Your task is to give the listing below back word for word, pictures excluded.

[start Given data]

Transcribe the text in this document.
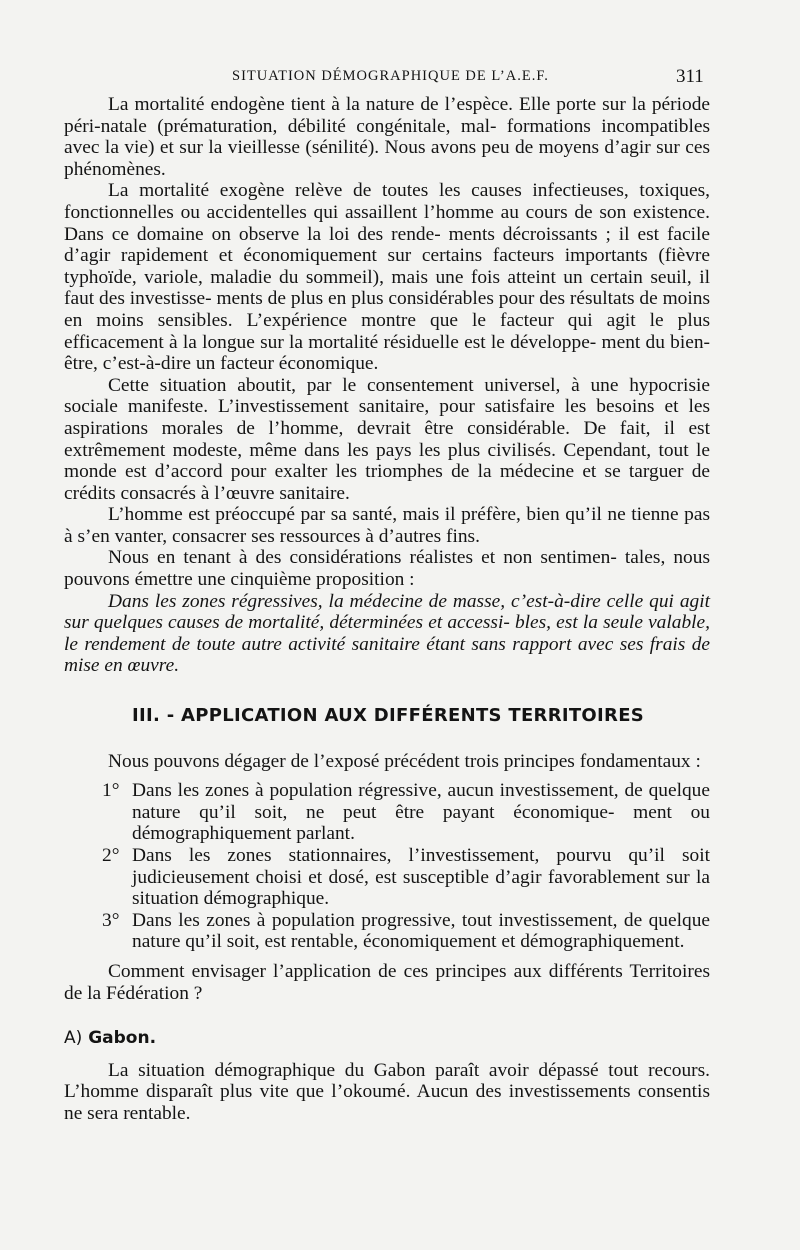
SITUATION DÉMOGRAPHIQUE DE L’A.E.F.	311

La mortalité endogène tient à la nature de l’espèce. Elle porte sur la période péri-natale (prématuration, débilité congénitale, mal- formations incompatibles avec la vie) et sur la vieillesse (sénilité). Nous avons peu de moyens d’agir sur ces phénomènes.

La mortalité exogène relève de toutes les causes infectieuses, toxiques, fonctionnelles ou accidentelles qui assaillent l’homme au cours de son existence. Dans ce domaine on observe la loi des rende- ments décroissants ; il est facile d’agir rapidement et économiquement sur certains facteurs importants (fièvre typhoïde, variole, maladie du sommeil), mais une fois atteint un certain seuil, il faut des investisse- ments de plus en plus considérables pour des résultats de moins en moins sensibles. L’expérience montre que le facteur qui agit le plus efficacement à la longue sur la mortalité résiduelle est le développe- ment du bien-être, c’est-à-dire un facteur économique.

Cette situation aboutit, par le consentement universel, à une hypocrisie sociale manifeste. L’investissement sanitaire, pour satisfaire les besoins et les aspirations morales de l’homme, devrait être considérable. De fait, il est extrêmement modeste, même dans les pays les plus civilisés. Cependant, tout le monde est d’accord pour exalter les triomphes de la médecine et se targuer de crédits consacrés à l’œuvre sanitaire.

L’homme est préoccupé par sa santé, mais il préfère, bien qu’il ne tienne pas à s’en vanter, consacrer ses ressources à d’autres fins.

Nous en tenant à des considérations réalistes et non sentimen- tales, nous pouvons émettre une cinquième proposition :

Dans les zones régressives, la médecine de masse, c’est-à-dire celle qui agit sur quelques causes de mortalité, déterminées et accessi- bles, est la seule valable, le rendement de toute autre activité sanitaire étant sans rapport avec ses frais de mise en œuvre.

III. - APPLICATION AUX DIFFÉRENTS TERRITOIRES

Nous pouvons dégager de l’exposé précédent trois principes fondamentaux :

1° Dans les zones à population régressive, aucun investissement, de quelque nature qu’il soit, ne peut être payant économique- ment ou démographiquement parlant.
2° Dans les zones stationnaires, l’investissement, pourvu qu’il soit judicieusement choisi et dosé, est susceptible d’agir favorablement sur la situation démographique.
3° Dans les zones à population progressive, tout investissement, de quelque nature qu’il soit, est rentable, économiquement et démographiquement.

Comment envisager l’application de ces principes aux différents Territoires de la Fédération ?

A) Gabon.

La situation démographique du Gabon paraît avoir dépassé tout recours. L’homme disparaît plus vite que l’okoumé. Aucun des investissements consentis ne sera rentable.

[end Given data]

◆ **Solution for this problem**:
Transcribe the text in this document.
SITUATION DÉMOGRAPHIQUE DE L’A.E.F.	311

La mortalité endogène tient à la nature de l’espèce. Elle porte sur la période péri-natale (prématuration, débilité congénitale, mal- formations incompatibles avec la vie) et sur la vieillesse (sénilité). Nous avons peu de moyens d’agir sur ces phénomènes.

La mortalité exogène relève de toutes les causes infectieuses, toxiques, fonctionnelles ou accidentelles qui assaillent l’homme au cours de son existence. Dans ce domaine on observe la loi des rende- ments décroissants ; il est facile d’agir rapidement et économiquement sur certains facteurs importants (fièvre typhoïde, variole, maladie du sommeil), mais une fois atteint un certain seuil, il faut des investisse- ments de plus en plus considérables pour des résultats de moins en moins sensibles. L’expérience montre que le facteur qui agit le plus efficacement à la longue sur la mortalité résiduelle est le développe- ment du bien-être, c’est-à-dire un facteur économique.

Cette situation aboutit, par le consentement universel, à une hypocrisie sociale manifeste. L’investissement sanitaire, pour satisfaire les besoins et les aspirations morales de l’homme, devrait être considérable. De fait, il est extrêmement modeste, même dans les pays les plus civilisés. Cependant, tout le monde est d’accord pour exalter les triomphes de la médecine et se targuer de crédits consacrés à l’œuvre sanitaire.

L’homme est préoccupé par sa santé, mais il préfère, bien qu’il ne tienne pas à s’en vanter, consacrer ses ressources à d’autres fins.

Nous en tenant à des considérations réalistes et non sentimen- tales, nous pouvons émettre une cinquième proposition :

Dans les zones régressives, la médecine de masse, c’est-à-dire celle qui agit sur quelques causes de mortalité, déterminées et accessi- bles, est la seule valable, le rendement de toute autre activité sanitaire étant sans rapport avec ses frais de mise en œuvre.

III. - APPLICATION AUX DIFFÉRENTS TERRITOIRES

Nous pouvons dégager de l’exposé précédent trois principes fondamentaux :

1° Dans les zones à population régressive, aucun investissement, de quelque nature qu’il soit, ne peut être payant économique- ment ou démographiquement parlant.
2° Dans les zones stationnaires, l’investissement, pourvu qu’il soit judicieusement choisi et dosé, est susceptible d’agir favorablement sur la situation démographique.
3° Dans les zones à population progressive, tout investissement, de quelque nature qu’il soit, est rentable, économiquement et démographiquement.

Comment envisager l’application de ces principes aux différents Territoires de la Fédération ?

A) Gabon.

La situation démographique du Gabon paraît avoir dépassé tout recours. L’homme disparaît plus vite que l’okoumé. Aucun des investissements consentis ne sera rentable.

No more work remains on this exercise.